Stored entries
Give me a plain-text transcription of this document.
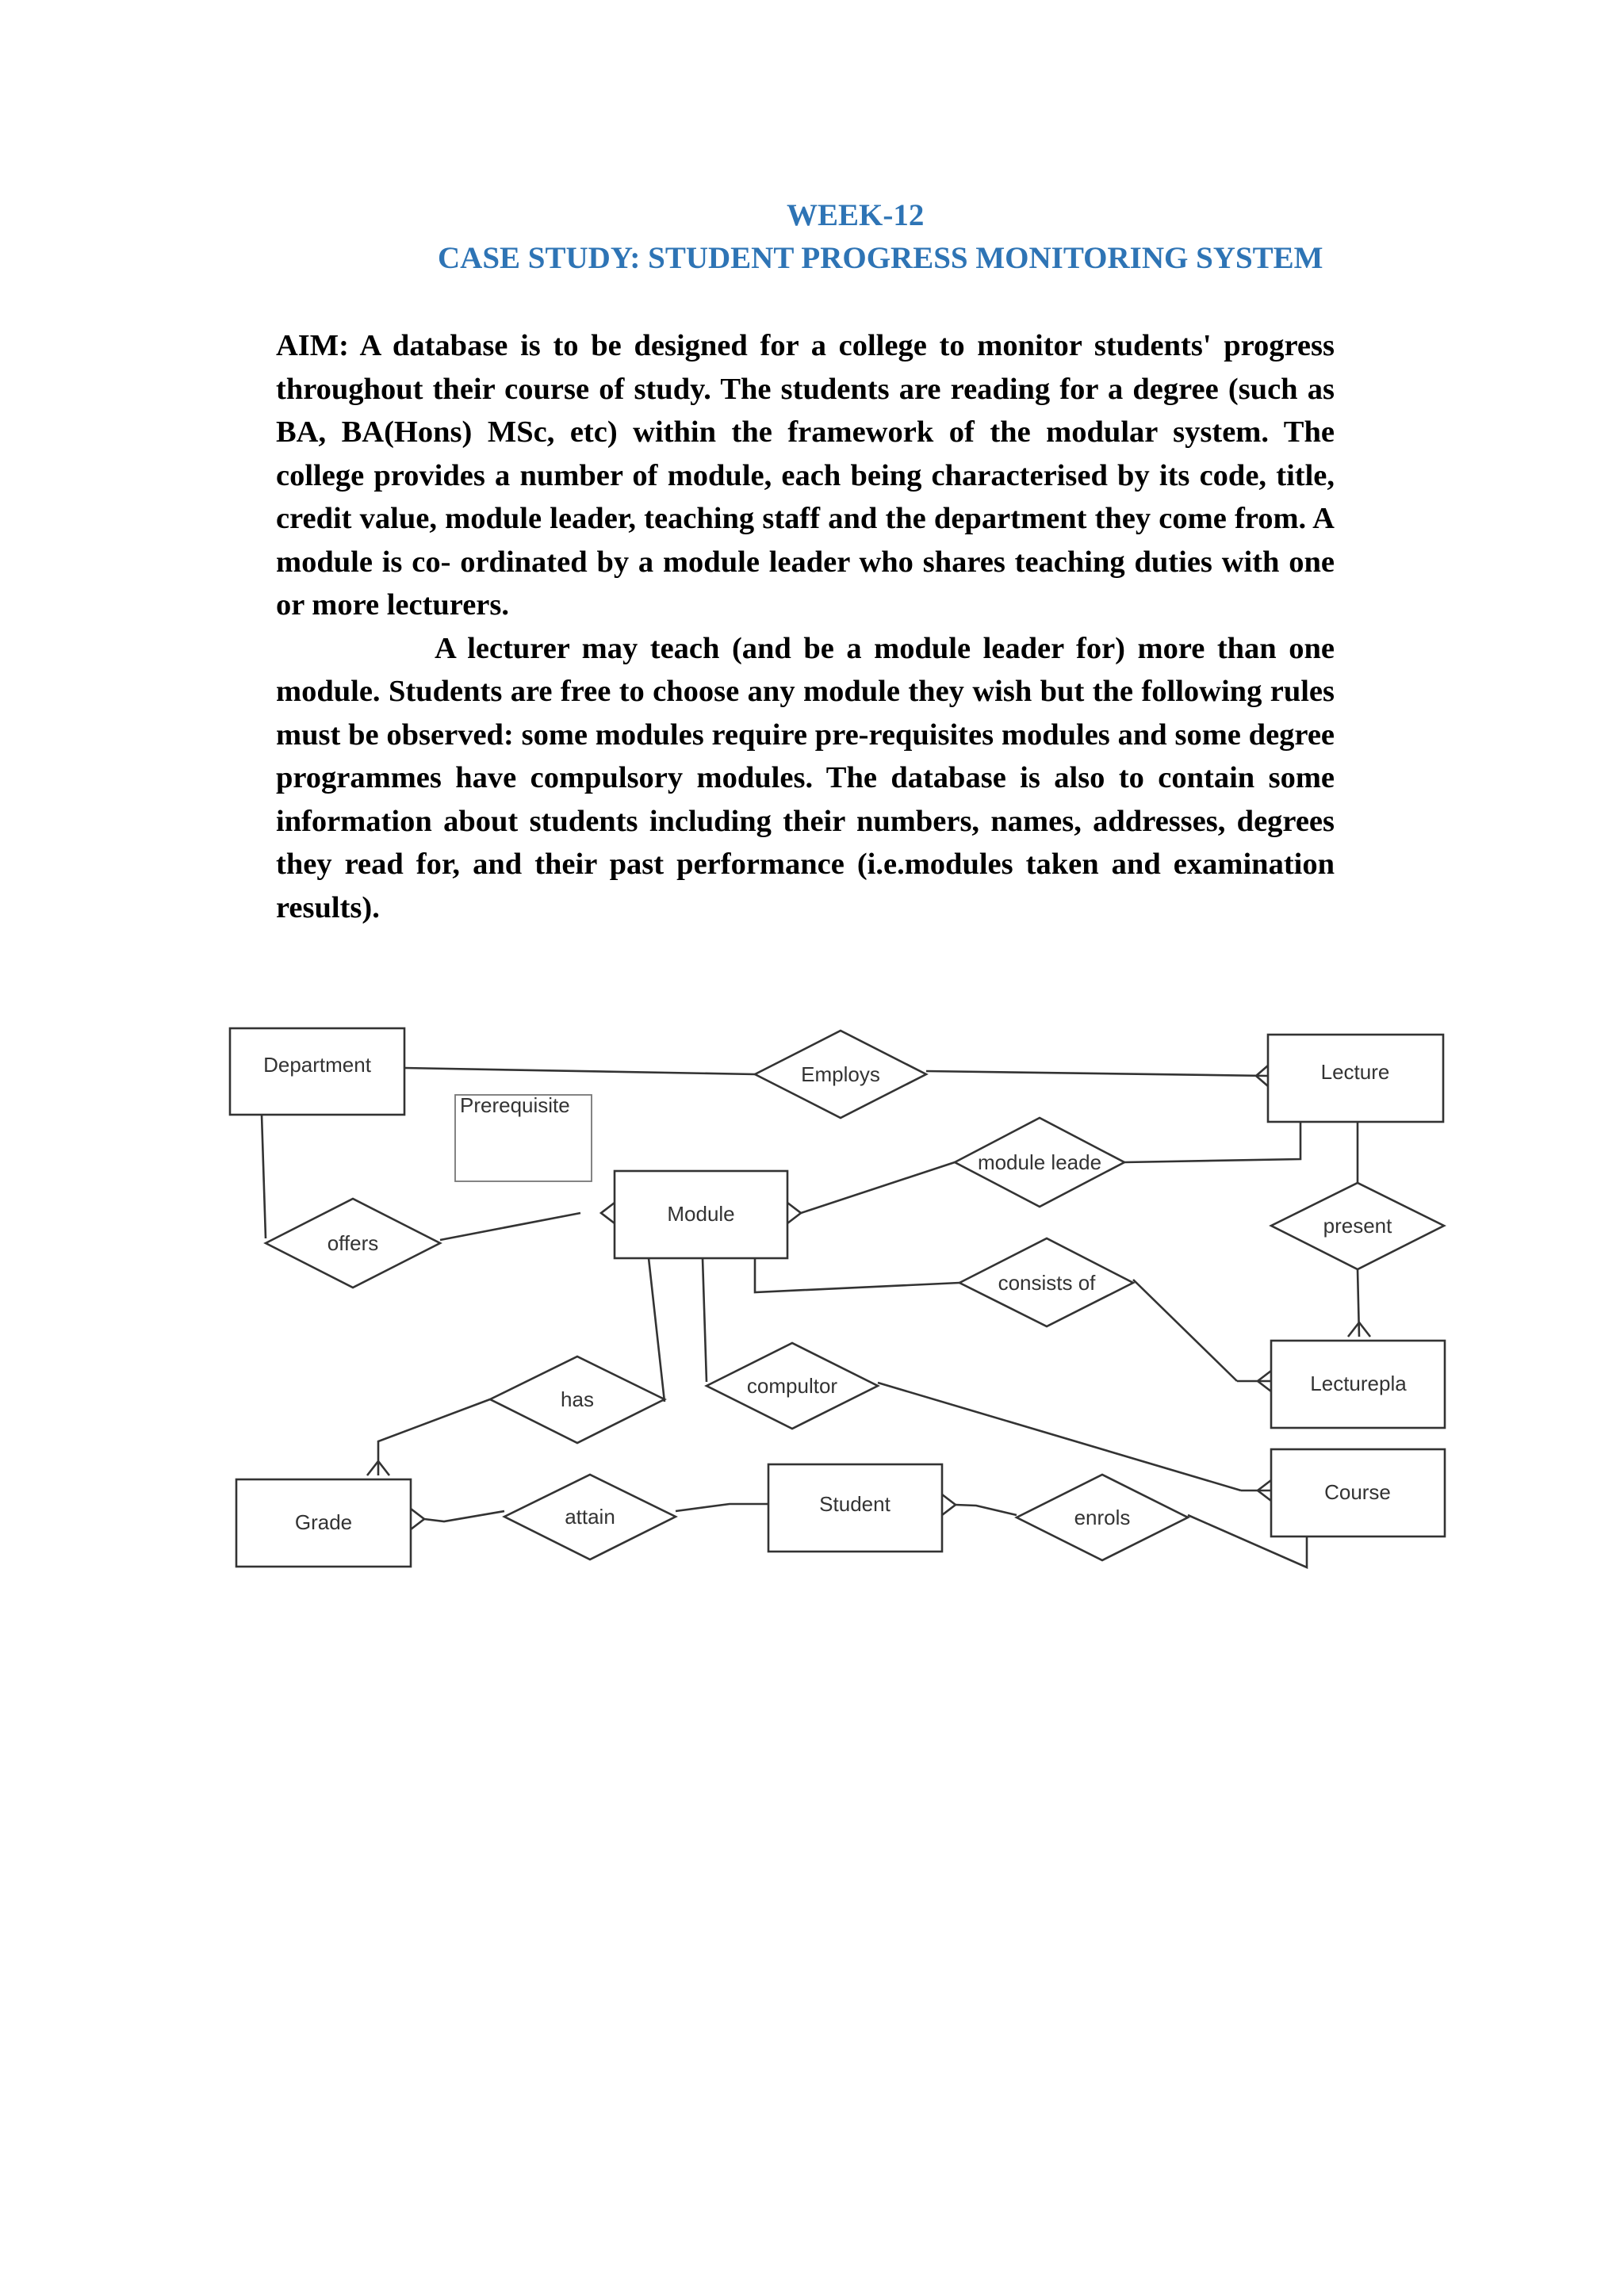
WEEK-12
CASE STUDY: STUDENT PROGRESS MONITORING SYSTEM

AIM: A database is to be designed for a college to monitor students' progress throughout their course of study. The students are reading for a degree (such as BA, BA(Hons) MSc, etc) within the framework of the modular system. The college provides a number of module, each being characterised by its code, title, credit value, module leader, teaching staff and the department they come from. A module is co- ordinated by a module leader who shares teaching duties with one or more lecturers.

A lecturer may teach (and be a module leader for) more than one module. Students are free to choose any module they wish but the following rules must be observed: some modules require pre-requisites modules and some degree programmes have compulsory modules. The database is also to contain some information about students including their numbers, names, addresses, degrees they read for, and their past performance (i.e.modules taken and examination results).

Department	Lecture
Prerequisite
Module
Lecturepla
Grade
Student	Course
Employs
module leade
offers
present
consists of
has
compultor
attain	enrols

* * *

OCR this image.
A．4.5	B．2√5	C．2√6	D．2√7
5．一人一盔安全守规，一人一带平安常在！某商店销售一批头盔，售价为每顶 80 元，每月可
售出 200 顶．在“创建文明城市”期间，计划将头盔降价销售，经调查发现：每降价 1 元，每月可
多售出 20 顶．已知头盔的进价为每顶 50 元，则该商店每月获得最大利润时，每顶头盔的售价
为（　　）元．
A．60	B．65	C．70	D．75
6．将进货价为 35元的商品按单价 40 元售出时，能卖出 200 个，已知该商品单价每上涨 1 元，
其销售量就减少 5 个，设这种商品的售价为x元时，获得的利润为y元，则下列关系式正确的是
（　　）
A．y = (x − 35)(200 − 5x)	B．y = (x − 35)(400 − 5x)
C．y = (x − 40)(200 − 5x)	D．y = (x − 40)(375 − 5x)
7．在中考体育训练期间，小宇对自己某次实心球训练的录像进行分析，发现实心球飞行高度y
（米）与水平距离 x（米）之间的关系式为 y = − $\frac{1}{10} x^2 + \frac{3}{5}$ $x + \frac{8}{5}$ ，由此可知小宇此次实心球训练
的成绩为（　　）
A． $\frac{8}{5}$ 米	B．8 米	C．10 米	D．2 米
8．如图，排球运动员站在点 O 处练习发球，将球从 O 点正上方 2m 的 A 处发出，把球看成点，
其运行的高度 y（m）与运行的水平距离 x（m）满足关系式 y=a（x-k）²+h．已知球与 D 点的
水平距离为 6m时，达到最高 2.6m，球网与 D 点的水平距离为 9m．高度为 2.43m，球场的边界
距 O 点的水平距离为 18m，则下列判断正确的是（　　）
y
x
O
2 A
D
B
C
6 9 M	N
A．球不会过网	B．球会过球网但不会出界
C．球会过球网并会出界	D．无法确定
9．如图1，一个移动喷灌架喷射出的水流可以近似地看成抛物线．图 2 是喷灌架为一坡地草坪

GIVEN PROBLEM: Give the count of lines in the listing that hold the word "database", with no other text.

RESULT BELOW: 2